▸ STATED EXERCISE
Scan the data below for the string "subtitle". Show every line where it turns up.

[Excerpts from a figure dataset]
○ ○ ○ ○

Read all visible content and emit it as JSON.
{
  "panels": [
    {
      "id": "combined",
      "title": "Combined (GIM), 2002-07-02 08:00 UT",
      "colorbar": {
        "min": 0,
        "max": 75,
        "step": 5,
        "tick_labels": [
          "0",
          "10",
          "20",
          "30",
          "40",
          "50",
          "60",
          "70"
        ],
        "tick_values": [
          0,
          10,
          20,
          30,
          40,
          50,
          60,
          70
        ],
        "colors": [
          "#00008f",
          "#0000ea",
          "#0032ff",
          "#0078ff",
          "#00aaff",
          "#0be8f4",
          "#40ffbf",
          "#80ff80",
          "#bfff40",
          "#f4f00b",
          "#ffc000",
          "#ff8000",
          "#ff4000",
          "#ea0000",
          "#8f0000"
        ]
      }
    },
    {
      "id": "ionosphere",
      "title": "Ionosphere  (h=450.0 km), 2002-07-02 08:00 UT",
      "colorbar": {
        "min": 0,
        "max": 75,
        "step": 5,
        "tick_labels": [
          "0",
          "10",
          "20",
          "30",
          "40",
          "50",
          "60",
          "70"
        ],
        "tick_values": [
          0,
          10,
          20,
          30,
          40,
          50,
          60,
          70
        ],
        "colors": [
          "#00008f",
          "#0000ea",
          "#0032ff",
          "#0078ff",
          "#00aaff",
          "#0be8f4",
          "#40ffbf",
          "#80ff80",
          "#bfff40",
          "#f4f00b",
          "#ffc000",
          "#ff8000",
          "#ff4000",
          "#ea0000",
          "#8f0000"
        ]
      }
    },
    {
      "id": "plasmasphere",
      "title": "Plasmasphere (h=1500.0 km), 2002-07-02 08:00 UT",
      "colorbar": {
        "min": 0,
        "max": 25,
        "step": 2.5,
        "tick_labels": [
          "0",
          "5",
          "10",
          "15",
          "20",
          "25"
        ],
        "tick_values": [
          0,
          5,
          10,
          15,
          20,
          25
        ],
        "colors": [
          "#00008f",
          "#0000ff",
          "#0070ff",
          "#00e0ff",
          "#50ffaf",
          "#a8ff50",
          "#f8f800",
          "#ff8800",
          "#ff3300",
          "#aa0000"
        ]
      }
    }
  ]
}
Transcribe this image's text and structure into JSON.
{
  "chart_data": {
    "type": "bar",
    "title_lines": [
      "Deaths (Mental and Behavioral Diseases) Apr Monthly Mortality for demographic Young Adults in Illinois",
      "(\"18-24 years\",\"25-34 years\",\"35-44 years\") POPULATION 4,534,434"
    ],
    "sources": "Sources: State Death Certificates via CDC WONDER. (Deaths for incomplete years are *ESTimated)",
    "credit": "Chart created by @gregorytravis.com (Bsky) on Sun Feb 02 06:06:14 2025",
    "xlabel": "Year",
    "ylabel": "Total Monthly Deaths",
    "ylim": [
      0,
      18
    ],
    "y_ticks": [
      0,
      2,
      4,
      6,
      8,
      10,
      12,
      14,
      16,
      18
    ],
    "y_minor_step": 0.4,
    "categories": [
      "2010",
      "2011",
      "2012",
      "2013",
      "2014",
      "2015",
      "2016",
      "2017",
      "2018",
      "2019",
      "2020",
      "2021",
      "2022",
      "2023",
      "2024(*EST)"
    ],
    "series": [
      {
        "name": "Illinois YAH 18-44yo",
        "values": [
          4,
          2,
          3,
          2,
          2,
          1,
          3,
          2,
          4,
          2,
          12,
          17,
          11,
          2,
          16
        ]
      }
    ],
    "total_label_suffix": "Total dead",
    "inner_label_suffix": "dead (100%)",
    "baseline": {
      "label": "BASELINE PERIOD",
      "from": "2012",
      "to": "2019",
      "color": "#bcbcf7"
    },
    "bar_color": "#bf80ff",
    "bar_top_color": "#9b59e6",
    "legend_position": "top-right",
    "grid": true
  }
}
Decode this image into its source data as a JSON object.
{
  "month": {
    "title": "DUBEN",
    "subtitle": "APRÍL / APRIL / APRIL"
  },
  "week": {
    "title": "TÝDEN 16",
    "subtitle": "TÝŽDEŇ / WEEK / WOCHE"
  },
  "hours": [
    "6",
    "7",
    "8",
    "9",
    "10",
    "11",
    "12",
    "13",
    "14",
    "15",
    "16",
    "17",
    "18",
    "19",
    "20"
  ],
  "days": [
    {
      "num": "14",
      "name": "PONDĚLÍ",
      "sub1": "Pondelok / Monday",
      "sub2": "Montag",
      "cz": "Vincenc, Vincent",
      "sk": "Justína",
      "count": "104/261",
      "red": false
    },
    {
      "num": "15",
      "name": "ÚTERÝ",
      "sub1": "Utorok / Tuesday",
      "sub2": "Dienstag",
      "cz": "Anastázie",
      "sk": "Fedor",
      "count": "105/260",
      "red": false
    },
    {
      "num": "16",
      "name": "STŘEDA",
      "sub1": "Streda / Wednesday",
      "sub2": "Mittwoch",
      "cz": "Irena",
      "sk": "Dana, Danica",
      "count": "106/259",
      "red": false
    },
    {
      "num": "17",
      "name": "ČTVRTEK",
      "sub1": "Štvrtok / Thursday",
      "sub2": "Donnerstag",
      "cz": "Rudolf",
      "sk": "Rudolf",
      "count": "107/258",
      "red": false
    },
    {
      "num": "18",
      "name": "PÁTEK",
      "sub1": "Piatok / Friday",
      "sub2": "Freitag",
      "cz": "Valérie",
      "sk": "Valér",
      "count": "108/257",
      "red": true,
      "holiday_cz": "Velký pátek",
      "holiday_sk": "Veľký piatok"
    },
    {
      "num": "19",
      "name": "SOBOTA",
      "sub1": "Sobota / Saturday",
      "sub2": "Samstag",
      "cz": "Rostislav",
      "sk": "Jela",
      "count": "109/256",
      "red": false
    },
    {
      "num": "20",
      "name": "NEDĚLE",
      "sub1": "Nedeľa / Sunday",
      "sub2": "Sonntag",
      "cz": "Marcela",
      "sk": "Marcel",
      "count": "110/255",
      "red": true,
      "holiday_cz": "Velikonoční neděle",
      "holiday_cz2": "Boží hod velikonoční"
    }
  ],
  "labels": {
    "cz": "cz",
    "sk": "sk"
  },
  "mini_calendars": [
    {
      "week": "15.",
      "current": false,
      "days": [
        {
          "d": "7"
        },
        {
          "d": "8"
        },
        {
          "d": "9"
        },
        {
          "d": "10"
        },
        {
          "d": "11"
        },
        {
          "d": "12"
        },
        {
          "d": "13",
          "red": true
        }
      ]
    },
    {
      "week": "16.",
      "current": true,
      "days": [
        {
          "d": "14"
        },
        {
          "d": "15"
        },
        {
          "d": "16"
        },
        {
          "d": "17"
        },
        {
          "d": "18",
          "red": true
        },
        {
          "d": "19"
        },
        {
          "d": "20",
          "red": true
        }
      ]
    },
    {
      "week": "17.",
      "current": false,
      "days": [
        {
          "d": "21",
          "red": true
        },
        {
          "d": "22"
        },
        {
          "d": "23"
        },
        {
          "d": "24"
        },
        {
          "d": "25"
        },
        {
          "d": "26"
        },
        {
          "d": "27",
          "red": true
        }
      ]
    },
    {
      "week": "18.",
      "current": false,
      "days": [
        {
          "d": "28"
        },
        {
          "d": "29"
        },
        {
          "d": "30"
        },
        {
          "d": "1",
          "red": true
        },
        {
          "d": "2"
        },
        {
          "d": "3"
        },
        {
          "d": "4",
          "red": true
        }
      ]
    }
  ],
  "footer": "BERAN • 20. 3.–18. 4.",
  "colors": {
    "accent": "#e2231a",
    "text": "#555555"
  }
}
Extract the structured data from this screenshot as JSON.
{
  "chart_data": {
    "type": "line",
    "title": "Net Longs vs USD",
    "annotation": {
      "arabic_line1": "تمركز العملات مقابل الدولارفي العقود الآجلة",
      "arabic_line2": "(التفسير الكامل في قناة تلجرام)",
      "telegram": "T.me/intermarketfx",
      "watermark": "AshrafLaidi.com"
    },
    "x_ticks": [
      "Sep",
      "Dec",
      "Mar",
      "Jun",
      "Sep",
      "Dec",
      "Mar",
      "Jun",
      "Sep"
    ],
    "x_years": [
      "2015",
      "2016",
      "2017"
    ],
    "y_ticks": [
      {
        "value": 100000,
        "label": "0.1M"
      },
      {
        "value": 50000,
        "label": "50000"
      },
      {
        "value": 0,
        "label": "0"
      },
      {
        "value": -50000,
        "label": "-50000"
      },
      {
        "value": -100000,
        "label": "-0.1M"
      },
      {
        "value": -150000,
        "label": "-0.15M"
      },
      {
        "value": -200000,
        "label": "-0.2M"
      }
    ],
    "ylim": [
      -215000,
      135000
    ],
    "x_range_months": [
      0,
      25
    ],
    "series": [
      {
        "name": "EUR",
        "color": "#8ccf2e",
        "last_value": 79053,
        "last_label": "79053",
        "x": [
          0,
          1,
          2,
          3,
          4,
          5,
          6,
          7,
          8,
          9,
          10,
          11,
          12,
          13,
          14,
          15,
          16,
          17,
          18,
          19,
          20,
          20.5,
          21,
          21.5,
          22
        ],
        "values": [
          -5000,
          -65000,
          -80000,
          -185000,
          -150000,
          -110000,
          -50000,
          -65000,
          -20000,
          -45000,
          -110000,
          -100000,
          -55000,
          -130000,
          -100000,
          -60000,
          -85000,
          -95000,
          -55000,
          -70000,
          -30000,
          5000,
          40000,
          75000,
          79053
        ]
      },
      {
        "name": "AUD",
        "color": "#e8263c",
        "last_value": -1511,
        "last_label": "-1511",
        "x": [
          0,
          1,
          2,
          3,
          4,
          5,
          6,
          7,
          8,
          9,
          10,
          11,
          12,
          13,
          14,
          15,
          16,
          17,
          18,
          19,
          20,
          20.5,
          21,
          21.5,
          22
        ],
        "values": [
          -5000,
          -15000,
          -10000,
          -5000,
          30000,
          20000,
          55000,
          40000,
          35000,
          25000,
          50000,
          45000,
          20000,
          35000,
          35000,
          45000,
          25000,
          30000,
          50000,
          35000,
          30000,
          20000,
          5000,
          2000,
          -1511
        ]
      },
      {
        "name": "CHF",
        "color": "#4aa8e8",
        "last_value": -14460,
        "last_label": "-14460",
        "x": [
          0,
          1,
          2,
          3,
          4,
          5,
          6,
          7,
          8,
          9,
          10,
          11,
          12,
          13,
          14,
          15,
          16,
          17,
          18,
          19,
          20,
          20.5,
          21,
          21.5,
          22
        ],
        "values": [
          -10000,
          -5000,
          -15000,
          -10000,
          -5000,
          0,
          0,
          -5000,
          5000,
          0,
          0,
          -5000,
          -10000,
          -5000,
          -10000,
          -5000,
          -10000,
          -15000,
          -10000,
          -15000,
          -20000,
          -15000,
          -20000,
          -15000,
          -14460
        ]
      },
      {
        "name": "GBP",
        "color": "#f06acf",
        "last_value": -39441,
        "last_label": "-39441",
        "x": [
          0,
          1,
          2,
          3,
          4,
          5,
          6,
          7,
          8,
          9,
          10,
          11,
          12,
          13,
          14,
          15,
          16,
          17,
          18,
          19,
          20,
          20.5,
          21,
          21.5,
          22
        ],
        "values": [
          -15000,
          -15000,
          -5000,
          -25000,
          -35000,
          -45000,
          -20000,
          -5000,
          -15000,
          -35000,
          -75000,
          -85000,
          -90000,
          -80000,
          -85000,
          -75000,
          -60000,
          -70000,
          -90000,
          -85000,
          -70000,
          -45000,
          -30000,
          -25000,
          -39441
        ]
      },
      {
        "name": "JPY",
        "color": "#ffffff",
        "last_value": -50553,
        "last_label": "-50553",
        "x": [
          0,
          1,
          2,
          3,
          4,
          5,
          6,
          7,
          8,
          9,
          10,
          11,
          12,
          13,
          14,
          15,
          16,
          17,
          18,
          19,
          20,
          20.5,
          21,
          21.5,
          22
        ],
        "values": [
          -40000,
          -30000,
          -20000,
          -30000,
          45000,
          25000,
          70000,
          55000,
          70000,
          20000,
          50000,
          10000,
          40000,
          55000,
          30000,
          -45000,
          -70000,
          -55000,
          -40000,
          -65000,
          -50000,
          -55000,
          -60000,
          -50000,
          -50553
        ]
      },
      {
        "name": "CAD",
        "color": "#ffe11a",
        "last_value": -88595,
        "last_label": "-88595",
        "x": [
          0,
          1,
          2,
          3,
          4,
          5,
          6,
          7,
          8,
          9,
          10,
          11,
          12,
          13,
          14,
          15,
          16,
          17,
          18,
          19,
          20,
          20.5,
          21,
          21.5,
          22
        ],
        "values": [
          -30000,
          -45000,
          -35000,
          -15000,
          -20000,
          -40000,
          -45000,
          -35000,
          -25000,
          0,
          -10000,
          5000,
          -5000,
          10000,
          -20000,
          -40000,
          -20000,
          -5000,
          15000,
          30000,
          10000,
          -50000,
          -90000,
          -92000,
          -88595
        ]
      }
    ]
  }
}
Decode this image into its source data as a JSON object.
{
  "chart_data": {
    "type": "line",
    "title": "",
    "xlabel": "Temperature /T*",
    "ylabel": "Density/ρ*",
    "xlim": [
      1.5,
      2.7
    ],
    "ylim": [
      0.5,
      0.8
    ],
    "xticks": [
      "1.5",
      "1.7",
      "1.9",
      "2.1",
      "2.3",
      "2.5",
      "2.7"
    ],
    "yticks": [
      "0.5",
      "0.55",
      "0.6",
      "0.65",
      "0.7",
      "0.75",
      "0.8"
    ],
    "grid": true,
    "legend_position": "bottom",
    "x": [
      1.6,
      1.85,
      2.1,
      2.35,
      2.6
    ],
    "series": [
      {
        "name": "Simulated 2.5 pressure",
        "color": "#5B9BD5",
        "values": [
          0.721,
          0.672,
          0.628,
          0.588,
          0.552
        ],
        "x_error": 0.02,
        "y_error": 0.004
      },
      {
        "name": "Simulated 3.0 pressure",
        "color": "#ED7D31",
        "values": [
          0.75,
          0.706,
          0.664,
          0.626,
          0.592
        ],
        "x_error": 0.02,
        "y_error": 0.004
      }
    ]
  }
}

○ ○ ○ ○

▸ COMPLETED TASK
    "subtitle": "APRÍL / APRIL / APRIL"
    "subtitle": "TÝŽDEŇ / WEEK / WOCHE"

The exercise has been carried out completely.